Extracted entries
- - - -
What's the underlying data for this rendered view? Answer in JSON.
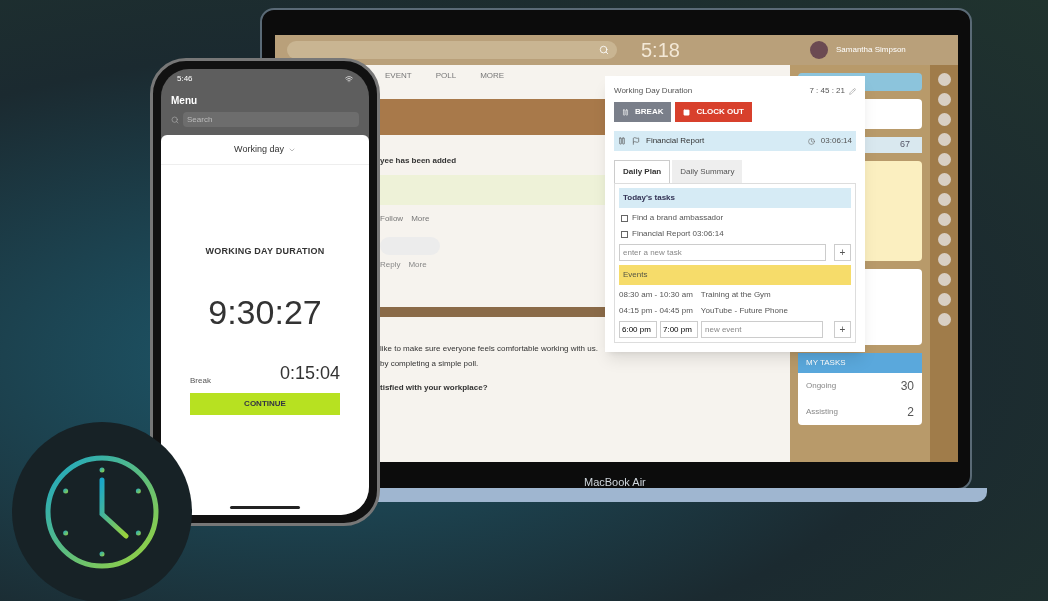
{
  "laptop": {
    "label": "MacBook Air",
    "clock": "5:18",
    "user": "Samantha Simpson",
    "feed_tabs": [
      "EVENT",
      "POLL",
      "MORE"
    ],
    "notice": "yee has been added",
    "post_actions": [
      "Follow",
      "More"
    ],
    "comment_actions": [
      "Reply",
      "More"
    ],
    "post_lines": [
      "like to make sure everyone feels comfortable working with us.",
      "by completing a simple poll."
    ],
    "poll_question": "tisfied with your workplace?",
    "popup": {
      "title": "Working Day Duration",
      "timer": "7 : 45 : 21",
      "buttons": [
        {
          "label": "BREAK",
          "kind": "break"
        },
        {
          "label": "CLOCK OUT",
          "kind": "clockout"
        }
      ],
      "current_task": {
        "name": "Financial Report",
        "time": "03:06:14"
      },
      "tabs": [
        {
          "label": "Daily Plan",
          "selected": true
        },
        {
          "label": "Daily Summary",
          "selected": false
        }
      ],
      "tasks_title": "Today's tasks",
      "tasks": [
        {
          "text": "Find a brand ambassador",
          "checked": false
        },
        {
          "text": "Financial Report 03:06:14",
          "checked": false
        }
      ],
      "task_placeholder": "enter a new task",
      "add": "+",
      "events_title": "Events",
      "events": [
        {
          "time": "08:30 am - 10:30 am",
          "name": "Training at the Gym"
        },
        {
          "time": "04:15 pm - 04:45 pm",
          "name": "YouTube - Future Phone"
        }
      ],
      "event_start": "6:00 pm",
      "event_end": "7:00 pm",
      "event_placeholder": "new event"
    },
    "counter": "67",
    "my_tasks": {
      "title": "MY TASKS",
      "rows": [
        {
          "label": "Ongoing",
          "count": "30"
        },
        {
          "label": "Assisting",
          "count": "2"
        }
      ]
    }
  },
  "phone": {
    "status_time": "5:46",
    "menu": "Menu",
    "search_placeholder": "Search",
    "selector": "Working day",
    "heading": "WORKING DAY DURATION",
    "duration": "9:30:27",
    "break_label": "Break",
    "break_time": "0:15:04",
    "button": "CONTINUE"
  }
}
- - - -
Exercise
Copy every record above exactly, leaving out the pictures.

Output for this exercise
What's the underlying data for this rendered view? Answer in JSON.
{
  "laptop": {
    "label": "MacBook Air",
    "clock": "5:18",
    "user": "Samantha Simpson",
    "feed_tabs": [
      "EVENT",
      "POLL",
      "MORE"
    ],
    "notice": "yee has been added",
    "post_actions": [
      "Follow",
      "More"
    ],
    "comment_actions": [
      "Reply",
      "More"
    ],
    "post_lines": [
      "like to make sure everyone feels comfortable working with us.",
      "by completing a simple poll."
    ],
    "poll_question": "tisfied with your workplace?",
    "popup": {
      "title": "Working Day Duration",
      "timer": "7 : 45 : 21",
      "buttons": [
        {
          "label": "BREAK",
          "kind": "break"
        },
        {
          "label": "CLOCK OUT",
          "kind": "clockout"
        }
      ],
      "current_task": {
        "name": "Financial Report",
        "time": "03:06:14"
      },
      "tabs": [
        {
          "label": "Daily Plan",
          "selected": true
        },
        {
          "label": "Daily Summary",
          "selected": false
        }
      ],
      "tasks_title": "Today's tasks",
      "tasks": [
        {
          "text": "Find a brand ambassador",
          "checked": false
        },
        {
          "text": "Financial Report 03:06:14",
          "checked": false
        }
      ],
      "task_placeholder": "enter a new task",
      "add": "+",
      "events_title": "Events",
      "events": [
        {
          "time": "08:30 am - 10:30 am",
          "name": "Training at the Gym"
        },
        {
          "time": "04:15 pm - 04:45 pm",
          "name": "YouTube - Future Phone"
        }
      ],
      "event_start": "6:00 pm",
      "event_end": "7:00 pm",
      "event_placeholder": "new event"
    },
    "counter": "67",
    "my_tasks": {
      "title": "MY TASKS",
      "rows": [
        {
          "label": "Ongoing",
          "count": "30"
        },
        {
          "label": "Assisting",
          "count": "2"
        }
      ]
    }
  },
  "phone": {
    "status_time": "5:46",
    "menu": "Menu",
    "search_placeholder": "Search",
    "selector": "Working day",
    "heading": "WORKING DAY DURATION",
    "duration": "9:30:27",
    "break_label": "Break",
    "break_time": "0:15:04",
    "button": "CONTINUE"
  }
}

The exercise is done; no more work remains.